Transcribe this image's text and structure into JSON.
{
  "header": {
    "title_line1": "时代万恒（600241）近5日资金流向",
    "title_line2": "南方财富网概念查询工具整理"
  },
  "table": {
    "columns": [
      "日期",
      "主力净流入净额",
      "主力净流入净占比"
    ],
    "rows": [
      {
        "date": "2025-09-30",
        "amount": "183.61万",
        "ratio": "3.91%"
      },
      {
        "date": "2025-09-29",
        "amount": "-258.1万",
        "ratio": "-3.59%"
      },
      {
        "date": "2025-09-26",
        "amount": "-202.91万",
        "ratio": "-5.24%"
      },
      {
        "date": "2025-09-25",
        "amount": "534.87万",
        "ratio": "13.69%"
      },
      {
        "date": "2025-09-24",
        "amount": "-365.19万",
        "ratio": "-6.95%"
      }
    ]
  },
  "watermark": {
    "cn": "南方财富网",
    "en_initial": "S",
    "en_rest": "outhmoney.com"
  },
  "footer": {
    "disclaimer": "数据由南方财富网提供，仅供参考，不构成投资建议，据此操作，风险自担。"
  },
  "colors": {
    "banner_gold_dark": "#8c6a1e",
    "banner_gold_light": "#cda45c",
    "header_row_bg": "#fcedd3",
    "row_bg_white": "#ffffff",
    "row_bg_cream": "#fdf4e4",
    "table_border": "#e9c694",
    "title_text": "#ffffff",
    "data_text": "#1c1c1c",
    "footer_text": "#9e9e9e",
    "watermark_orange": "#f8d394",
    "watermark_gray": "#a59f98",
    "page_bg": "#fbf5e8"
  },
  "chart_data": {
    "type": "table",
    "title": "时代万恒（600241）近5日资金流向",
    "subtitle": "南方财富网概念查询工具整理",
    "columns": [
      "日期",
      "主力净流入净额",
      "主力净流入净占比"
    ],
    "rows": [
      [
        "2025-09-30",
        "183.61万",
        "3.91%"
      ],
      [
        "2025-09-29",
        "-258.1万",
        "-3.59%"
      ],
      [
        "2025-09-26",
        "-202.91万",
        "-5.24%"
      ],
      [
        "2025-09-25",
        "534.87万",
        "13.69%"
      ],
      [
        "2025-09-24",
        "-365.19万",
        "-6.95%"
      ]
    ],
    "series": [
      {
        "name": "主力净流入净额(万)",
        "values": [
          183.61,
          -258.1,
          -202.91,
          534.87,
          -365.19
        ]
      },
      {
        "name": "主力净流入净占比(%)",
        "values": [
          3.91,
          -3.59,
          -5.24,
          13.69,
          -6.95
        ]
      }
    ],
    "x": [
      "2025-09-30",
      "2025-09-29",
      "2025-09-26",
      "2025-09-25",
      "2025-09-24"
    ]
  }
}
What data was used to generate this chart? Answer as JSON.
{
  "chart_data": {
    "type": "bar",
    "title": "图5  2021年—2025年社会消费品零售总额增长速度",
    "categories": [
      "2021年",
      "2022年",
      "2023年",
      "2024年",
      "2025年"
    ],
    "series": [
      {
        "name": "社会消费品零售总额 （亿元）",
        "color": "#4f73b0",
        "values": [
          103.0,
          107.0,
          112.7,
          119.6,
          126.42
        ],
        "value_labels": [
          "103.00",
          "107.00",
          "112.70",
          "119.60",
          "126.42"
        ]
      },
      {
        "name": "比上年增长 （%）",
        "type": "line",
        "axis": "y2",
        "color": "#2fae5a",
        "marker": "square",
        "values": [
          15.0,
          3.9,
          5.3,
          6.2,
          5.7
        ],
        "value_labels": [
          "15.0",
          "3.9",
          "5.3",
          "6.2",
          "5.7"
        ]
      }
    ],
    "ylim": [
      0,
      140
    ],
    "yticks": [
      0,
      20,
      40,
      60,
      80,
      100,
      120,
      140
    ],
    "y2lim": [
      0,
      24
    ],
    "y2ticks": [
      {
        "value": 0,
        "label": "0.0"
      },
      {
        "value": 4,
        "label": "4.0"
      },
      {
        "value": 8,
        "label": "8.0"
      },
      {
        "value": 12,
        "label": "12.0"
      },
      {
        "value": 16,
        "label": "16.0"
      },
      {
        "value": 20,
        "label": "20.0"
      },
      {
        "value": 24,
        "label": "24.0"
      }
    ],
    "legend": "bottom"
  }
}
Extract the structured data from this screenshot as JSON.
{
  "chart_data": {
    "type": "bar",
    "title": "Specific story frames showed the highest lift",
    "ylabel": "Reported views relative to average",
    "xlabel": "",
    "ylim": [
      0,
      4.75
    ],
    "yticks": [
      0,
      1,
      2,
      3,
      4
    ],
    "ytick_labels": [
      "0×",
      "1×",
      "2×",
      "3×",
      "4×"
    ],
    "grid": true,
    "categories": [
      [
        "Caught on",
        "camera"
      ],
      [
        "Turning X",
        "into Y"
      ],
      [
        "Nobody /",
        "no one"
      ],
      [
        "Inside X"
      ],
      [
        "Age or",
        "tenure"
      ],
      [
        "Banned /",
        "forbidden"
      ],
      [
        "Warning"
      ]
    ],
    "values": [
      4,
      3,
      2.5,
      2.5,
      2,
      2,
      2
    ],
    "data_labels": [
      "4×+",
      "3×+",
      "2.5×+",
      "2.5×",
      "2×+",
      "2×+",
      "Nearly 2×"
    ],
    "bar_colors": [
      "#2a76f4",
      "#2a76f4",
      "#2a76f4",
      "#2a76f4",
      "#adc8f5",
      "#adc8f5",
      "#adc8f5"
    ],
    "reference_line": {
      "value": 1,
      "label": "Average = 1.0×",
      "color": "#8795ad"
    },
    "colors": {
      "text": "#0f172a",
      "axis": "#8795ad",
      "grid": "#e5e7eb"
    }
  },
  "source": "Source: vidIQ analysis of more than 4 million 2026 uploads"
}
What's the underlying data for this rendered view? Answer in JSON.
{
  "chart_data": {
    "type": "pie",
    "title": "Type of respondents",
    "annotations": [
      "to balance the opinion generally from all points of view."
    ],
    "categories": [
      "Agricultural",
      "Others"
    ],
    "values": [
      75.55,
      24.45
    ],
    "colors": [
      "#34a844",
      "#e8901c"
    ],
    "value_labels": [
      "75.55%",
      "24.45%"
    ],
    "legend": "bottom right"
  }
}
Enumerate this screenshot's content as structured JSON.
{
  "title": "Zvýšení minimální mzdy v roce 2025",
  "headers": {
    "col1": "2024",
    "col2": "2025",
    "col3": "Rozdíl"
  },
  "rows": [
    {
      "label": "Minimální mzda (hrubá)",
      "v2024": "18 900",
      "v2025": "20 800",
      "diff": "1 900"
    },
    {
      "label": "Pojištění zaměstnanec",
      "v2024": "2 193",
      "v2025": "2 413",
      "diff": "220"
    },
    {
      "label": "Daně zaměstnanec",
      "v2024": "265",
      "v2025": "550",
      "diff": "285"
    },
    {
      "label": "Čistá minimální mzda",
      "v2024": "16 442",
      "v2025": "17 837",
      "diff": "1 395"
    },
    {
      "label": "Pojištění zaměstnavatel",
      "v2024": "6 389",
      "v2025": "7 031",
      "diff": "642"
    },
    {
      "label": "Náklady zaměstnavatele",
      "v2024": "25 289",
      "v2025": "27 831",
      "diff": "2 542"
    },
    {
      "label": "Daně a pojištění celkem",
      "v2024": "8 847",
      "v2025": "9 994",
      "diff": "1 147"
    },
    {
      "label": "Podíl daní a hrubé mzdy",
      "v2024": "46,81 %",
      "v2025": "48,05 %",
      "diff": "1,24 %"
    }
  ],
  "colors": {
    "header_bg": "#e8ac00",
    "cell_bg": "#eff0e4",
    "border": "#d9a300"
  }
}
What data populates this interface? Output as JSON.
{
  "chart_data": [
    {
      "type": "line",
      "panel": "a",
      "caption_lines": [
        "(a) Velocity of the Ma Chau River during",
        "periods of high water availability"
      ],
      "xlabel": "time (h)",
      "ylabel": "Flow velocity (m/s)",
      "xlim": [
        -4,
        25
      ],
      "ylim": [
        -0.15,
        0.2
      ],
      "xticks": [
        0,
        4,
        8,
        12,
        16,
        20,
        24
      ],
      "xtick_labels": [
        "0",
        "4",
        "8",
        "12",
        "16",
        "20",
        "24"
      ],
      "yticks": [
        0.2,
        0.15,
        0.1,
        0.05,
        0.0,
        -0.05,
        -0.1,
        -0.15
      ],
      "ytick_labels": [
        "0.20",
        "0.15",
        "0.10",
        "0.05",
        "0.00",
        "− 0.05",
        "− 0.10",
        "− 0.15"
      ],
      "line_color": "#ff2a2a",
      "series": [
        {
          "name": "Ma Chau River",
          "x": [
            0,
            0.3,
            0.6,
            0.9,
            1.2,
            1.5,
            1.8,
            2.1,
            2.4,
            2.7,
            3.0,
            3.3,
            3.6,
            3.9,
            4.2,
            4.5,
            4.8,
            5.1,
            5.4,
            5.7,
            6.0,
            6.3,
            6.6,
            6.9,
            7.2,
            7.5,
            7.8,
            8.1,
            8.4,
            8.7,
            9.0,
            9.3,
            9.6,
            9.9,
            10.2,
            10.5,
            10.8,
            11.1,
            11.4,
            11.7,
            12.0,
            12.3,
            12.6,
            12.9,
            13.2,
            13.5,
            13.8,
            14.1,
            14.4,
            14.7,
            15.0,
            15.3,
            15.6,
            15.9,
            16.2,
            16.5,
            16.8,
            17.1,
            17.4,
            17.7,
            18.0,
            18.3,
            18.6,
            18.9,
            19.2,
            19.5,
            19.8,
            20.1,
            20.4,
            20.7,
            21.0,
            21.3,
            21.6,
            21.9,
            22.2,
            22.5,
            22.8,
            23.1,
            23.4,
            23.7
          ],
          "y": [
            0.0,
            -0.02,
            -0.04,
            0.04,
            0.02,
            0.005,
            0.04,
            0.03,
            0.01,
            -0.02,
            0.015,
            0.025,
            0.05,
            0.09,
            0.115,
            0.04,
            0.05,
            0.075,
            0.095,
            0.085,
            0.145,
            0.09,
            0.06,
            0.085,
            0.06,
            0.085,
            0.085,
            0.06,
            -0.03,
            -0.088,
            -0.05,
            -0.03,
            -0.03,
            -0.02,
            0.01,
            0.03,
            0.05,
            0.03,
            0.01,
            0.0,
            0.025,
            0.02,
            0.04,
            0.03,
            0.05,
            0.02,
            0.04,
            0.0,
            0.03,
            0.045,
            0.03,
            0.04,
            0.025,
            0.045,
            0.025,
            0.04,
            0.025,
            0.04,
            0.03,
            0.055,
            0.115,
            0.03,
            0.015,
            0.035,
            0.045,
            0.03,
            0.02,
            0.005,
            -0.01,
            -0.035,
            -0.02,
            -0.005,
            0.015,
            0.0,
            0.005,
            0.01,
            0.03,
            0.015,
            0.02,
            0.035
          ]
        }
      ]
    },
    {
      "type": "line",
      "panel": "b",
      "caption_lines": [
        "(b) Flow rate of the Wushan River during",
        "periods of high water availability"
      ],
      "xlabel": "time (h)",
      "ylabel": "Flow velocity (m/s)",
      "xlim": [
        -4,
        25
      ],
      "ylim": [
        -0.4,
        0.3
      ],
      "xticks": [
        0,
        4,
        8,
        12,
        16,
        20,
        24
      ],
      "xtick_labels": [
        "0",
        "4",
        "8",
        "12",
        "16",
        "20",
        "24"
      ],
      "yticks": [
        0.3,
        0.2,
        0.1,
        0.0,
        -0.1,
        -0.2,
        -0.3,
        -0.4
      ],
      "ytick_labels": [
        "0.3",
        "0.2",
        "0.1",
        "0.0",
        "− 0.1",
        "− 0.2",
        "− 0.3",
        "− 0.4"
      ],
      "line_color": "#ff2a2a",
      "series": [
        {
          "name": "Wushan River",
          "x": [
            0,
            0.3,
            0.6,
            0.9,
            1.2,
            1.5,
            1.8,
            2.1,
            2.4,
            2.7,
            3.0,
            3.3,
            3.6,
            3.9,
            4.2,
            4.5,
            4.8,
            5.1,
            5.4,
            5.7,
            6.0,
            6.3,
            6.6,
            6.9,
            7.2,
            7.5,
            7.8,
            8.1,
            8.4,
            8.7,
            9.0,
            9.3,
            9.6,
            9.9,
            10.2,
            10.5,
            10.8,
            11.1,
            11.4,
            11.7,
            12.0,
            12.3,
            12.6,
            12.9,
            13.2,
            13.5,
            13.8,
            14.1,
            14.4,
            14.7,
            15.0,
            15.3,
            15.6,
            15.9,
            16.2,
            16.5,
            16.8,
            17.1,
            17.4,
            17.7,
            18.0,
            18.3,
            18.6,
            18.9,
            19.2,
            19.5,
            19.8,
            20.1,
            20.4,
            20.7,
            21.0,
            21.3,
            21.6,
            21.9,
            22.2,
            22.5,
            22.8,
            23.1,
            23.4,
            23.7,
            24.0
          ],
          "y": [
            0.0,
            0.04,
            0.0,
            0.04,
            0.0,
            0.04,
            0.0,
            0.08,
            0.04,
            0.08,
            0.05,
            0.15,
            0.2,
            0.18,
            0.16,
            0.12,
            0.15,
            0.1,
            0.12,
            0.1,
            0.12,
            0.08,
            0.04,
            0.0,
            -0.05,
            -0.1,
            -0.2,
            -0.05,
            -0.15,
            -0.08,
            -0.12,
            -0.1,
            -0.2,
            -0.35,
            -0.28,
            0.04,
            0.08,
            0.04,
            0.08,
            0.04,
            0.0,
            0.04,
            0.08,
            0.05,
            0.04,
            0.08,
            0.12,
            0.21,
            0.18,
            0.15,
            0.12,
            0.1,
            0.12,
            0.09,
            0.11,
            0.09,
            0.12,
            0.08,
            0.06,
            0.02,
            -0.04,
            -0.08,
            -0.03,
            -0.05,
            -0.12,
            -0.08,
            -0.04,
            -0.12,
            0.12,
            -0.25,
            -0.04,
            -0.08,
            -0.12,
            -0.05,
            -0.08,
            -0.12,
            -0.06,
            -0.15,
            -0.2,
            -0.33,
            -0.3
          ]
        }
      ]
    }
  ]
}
□ □ □ □
▸ **What the task asks**: List every line above that holds the word "into".

▸ **Correct response**:
Transcribe this image's text and structure into JSON.
        "into Y"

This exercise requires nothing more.